:: Data to process ::
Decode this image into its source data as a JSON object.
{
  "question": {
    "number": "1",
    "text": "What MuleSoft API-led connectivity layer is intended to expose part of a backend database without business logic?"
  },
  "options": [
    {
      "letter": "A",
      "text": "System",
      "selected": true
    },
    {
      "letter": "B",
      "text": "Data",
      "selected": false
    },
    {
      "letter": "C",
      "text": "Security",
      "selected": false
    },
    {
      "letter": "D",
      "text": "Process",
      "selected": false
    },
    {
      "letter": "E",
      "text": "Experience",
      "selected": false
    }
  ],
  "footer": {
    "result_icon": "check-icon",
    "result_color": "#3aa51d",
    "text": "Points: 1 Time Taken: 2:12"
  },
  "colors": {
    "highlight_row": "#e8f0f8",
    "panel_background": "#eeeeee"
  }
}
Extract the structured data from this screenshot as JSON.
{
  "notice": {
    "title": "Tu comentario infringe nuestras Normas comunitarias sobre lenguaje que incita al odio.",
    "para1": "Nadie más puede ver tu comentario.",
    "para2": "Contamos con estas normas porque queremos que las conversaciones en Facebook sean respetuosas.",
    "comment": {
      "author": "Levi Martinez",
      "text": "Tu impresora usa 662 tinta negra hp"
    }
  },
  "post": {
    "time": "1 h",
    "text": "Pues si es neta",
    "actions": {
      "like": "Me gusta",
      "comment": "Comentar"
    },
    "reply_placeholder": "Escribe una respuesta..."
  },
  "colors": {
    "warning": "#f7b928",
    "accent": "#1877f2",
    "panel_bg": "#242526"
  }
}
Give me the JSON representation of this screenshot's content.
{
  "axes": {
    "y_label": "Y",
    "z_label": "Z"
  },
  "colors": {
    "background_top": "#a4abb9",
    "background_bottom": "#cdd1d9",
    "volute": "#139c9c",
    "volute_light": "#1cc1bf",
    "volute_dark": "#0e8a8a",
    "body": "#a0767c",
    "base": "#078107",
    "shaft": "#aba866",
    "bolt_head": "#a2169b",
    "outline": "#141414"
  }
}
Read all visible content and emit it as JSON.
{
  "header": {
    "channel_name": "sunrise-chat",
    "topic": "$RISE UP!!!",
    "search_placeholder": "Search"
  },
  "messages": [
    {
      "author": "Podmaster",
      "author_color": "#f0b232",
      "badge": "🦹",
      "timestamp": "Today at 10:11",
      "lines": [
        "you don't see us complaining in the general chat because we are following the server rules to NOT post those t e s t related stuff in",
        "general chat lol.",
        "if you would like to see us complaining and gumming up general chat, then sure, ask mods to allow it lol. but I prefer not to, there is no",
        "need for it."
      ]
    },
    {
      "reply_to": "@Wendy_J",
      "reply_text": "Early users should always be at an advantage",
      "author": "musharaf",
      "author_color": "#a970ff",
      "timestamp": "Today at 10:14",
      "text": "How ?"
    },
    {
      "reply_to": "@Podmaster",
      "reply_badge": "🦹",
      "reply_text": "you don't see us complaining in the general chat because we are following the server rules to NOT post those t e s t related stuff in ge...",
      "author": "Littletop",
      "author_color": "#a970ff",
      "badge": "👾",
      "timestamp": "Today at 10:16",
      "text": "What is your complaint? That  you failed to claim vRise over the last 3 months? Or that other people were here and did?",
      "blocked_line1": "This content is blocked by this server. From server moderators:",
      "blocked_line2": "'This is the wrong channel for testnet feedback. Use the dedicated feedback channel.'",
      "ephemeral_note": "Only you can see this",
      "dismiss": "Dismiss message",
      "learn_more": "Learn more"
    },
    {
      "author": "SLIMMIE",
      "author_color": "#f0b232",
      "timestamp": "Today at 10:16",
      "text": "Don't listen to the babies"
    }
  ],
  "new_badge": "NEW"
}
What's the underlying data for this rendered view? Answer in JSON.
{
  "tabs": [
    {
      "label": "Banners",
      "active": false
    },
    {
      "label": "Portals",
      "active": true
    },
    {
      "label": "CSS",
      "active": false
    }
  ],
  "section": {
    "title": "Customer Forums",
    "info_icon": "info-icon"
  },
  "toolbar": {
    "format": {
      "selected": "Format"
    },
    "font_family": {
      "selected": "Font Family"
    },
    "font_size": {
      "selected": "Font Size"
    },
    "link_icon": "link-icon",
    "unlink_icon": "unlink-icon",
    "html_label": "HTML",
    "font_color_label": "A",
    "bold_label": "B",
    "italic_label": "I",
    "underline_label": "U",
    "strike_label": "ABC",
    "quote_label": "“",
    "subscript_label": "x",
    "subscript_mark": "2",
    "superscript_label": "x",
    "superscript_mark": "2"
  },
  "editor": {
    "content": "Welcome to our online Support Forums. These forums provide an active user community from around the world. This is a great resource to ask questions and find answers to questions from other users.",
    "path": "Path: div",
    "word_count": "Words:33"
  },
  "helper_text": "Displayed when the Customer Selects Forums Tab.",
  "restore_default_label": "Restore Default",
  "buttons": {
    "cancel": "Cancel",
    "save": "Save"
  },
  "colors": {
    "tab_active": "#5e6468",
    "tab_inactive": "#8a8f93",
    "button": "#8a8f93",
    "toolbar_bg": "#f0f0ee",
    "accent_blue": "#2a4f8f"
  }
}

:: Required task ::
Give only the number of lines in the entries that contain "rules".

:: The result ::
2